### CHALLENGE
Write out the full listing exactly as given, minus the images.

***** RECORDS SUPPLIED *****

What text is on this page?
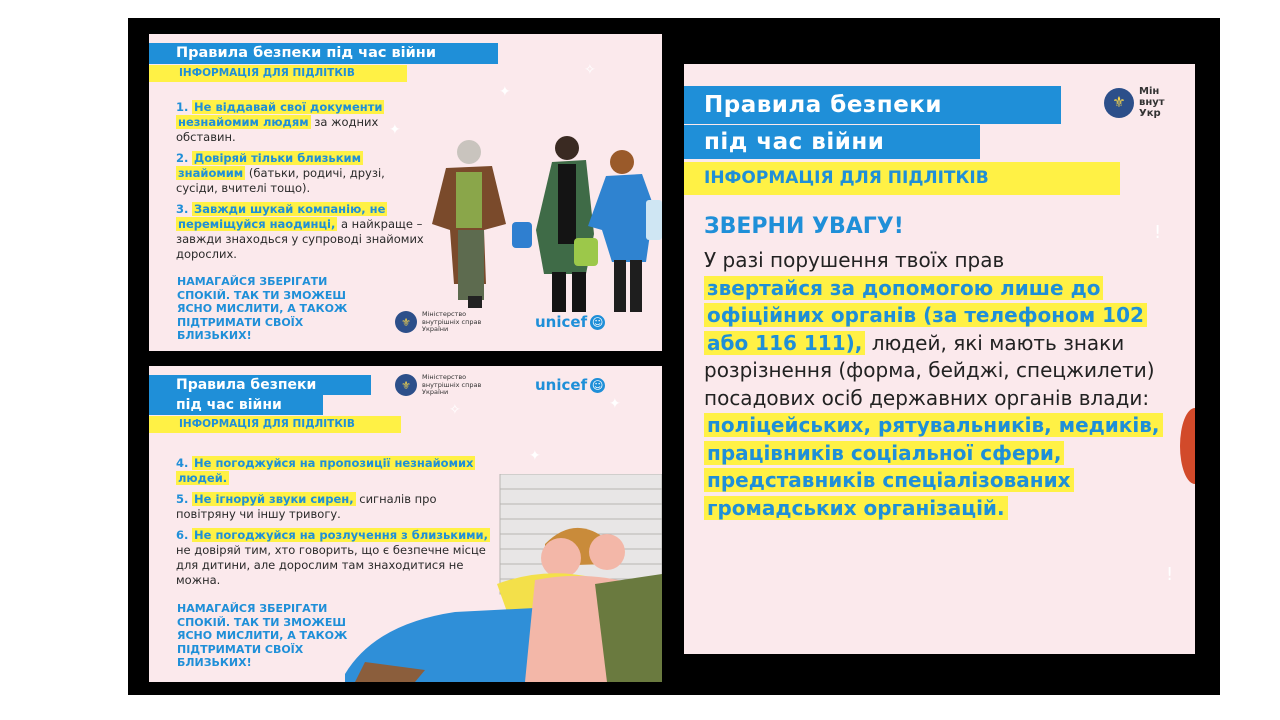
✦
✦
✧
Правила безпеки під час війни
ІНФОРМАЦІЯ ДЛЯ ПІДЛІТКІВ
1. Не віддавай свої документи незнайомим людям за жодних обставин.
2. Довіряй тільки близьким знайомим (батьки, родичі, друзі, сусіди, вчителі тощо).
3. Завжди шукай компанію, не переміщуйся наодинці, а найкраще – завжди знаходься у супроводі знайомих дорослих.
НАМАГАЙСЯ ЗБЕРІГАТИ СПОКІЙ. ТАК ТИ ЗМОЖЕШ ЯСНО МИСЛИТИ, А ТАКОЖ ПІДТРИМАТИ СВОЇХ БЛИЗЬКИХ!
⚜
Міністерство внутрішніх справ України	unicef ☺
✦
✧	✦
Правила безпеки
під час війни
ІНФОРМАЦІЯ ДЛЯ ПІДЛІТКІВ
⚜
Міністерство внутрішніх справ України	unicef ☺
4. Не погоджуйся на пропозиції незнайомих людей.
5. Не ігноруй звуки сирен, сигналів про повітряну чи іншу тривогу.
6. Не погоджуйся на розлучення з близькими, не довіряй тим, хто говорить, що є безпечне місце для дитини, але дорослим там знаходитися не можна.
НАМАГАЙСЯ ЗБЕРІГАТИ СПОКІЙ. ТАК ТИ ЗМОЖЕШ ЯСНО МИСЛИТИ, А ТАКОЖ ПІДТРИМАТИ СВОЇХ БЛИЗЬКИХ!
!
!
Правила безпеки
під час війни
ІНФОРМАЦІЯ ДЛЯ ПІДЛІТКІВ
⚜
Мін внут Укр
ЗВЕРНИ УВАГУ!
У разі порушення твоїх прав
звертайся за допомогою лише до офіційних органів (за телефоном 102 або 116 111), людей, які мають знаки розрізнення (форма, бейджі, спецжилети) посадових осіб державних органів влади: поліцейських, рятувальників, медиків, працівників соціальної сфери, представників спеціалізованих громадських організацій.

*****

### COMPLETE RESPONSE
What text is on this page?
✦
✦
✧
Правила безпеки під час війни
ІНФОРМАЦІЯ ДЛЯ ПІДЛІТКІВ
1. Не віддавай свої документи незнайомим людям за жодних обставин.
2. Довіряй тільки близьким знайомим (батьки, родичі, друзі, сусіди, вчителі тощо).
3. Завжди шукай компанію, не переміщуйся наодинці, а найкраще – завжди знаходься у супроводі знайомих дорослих.
НАМАГАЙСЯ ЗБЕРІГАТИ СПОКІЙ. ТАК ТИ ЗМОЖЕШ ЯСНО МИСЛИТИ, А ТАКОЖ ПІДТРИМАТИ СВОЇХ БЛИЗЬКИХ!
⚜
Міністерство внутрішніх справ України	unicef ☺
✦
✧	✦
Правила безпеки
під час війни
ІНФОРМАЦІЯ ДЛЯ ПІДЛІТКІВ
⚜
Міністерство внутрішніх справ України	unicef ☺
4. Не погоджуйся на пропозиції незнайомих людей.
5. Не ігноруй звуки сирен, сигналів про повітряну чи іншу тривогу.
6. Не погоджуйся на розлучення з близькими, не довіряй тим, хто говорить, що є безпечне місце для дитини, але дорослим там знаходитися не можна.
НАМАГАЙСЯ ЗБЕРІГАТИ СПОКІЙ. ТАК ТИ ЗМОЖЕШ ЯСНО МИСЛИТИ, А ТАКОЖ ПІДТРИМАТИ СВОЇХ БЛИЗЬКИХ!
!
!
Правила безпеки
під час війни
ІНФОРМАЦІЯ ДЛЯ ПІДЛІТКІВ
⚜
Мін внут Укр
ЗВЕРНИ УВАГУ!
У разі порушення твоїх прав
звертайся за допомогою лише до офіційних органів (за телефоном 102 або 116 111), людей, які мають знаки розрізнення (форма, бейджі, спецжилети) посадових осіб державних органів влади: поліцейських, рятувальників, медиків, працівників соціальної сфери, представників спеціалізованих громадських організацій.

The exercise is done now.